[Start]

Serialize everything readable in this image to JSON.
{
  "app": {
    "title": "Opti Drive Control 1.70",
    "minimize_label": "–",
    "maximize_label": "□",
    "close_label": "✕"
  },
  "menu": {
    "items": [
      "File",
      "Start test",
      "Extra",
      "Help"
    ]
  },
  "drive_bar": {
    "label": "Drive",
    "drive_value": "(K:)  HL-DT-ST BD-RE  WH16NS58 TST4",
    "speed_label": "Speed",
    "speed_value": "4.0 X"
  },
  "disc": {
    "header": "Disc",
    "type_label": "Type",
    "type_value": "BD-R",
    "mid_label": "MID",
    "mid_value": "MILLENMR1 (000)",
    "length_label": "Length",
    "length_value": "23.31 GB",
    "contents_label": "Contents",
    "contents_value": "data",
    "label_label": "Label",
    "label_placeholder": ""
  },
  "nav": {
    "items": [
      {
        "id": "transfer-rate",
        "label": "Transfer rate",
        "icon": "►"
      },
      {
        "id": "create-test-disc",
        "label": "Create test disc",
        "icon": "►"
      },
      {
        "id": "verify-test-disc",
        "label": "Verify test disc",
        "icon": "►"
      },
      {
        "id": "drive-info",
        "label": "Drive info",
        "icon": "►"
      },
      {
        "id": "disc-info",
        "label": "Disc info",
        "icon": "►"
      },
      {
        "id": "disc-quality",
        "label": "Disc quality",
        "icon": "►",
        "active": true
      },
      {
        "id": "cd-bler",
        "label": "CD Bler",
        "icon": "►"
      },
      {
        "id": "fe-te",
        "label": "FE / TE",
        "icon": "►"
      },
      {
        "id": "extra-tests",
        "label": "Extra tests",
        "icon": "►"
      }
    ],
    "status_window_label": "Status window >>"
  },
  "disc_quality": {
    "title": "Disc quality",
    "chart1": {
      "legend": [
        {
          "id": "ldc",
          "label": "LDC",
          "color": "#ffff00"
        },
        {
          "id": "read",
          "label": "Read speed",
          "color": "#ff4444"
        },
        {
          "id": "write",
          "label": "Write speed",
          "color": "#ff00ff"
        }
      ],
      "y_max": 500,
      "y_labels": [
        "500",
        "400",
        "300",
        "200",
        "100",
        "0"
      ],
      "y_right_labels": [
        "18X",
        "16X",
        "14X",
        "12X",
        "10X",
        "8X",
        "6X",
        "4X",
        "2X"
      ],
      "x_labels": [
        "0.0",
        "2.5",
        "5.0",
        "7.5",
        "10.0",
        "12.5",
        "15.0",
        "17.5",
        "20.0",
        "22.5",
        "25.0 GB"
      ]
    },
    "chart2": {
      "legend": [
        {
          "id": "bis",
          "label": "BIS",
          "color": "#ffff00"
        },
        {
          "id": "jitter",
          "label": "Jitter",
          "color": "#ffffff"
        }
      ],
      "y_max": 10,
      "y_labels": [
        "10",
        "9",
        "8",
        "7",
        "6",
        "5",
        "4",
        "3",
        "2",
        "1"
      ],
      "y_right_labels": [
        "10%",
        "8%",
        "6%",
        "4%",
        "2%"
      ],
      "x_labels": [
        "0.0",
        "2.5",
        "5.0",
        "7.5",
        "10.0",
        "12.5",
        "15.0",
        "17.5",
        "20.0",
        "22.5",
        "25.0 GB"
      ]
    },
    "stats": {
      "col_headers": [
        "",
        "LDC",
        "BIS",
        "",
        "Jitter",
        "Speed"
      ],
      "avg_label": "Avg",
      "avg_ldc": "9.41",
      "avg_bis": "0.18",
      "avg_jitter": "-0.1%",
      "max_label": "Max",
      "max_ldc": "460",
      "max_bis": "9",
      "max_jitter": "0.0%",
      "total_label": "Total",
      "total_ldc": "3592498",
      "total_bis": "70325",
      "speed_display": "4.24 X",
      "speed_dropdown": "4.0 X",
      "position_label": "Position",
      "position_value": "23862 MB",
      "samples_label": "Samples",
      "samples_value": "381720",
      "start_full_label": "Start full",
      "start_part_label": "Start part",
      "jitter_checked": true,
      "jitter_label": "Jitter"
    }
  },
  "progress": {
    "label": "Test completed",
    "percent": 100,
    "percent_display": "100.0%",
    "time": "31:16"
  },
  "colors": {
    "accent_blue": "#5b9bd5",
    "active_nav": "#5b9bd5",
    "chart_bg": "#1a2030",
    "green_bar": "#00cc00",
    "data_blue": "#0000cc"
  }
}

[End]

▶ Task description: Gather each line in these records that contains the string "title".

▶ Task response:
    "title": "Opti Drive Control 1.70",
    "title": "Disc quality",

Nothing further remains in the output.